[Stored dataset items]:
|---|
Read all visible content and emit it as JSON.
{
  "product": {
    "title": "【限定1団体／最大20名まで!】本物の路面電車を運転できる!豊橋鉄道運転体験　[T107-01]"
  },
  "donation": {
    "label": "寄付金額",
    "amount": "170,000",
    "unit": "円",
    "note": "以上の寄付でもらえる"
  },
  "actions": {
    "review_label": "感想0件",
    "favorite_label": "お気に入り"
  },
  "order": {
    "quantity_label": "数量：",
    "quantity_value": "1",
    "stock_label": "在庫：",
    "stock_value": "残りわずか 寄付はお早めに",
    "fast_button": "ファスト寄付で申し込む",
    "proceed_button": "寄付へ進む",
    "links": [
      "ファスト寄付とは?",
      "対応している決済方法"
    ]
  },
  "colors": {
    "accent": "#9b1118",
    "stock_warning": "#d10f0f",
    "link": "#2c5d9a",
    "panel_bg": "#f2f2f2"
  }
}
|---|
[Directive]: Extract each line of the listing above, copying it word for word.

[Answer to the problem]:
Read all visible content and emit it as JSON.
{
  "product": {
    "title": "【限定1団体／最大20名まで!】本物の路面電車を運転できる!豊橋鉄道運転体験　[T107-01]"
  },
  "donation": {
    "label": "寄付金額",
    "amount": "170,000",
    "unit": "円",
    "note": "以上の寄付でもらえる"
  },
  "actions": {
    "review_label": "感想0件",
    "favorite_label": "お気に入り"
  },
  "order": {
    "quantity_label": "数量：",
    "quantity_value": "1",
    "stock_label": "在庫：",
    "stock_value": "残りわずか 寄付はお早めに",
    "fast_button": "ファスト寄付で申し込む",
    "proceed_button": "寄付へ進む",
    "links": [
      "ファスト寄付とは?",
      "対応している決済方法"
    ]
  },
  "colors": {
    "accent": "#9b1118",
    "stock_warning": "#d10f0f",
    "link": "#2c5d9a",
    "panel_bg": "#f2f2f2"
  }
}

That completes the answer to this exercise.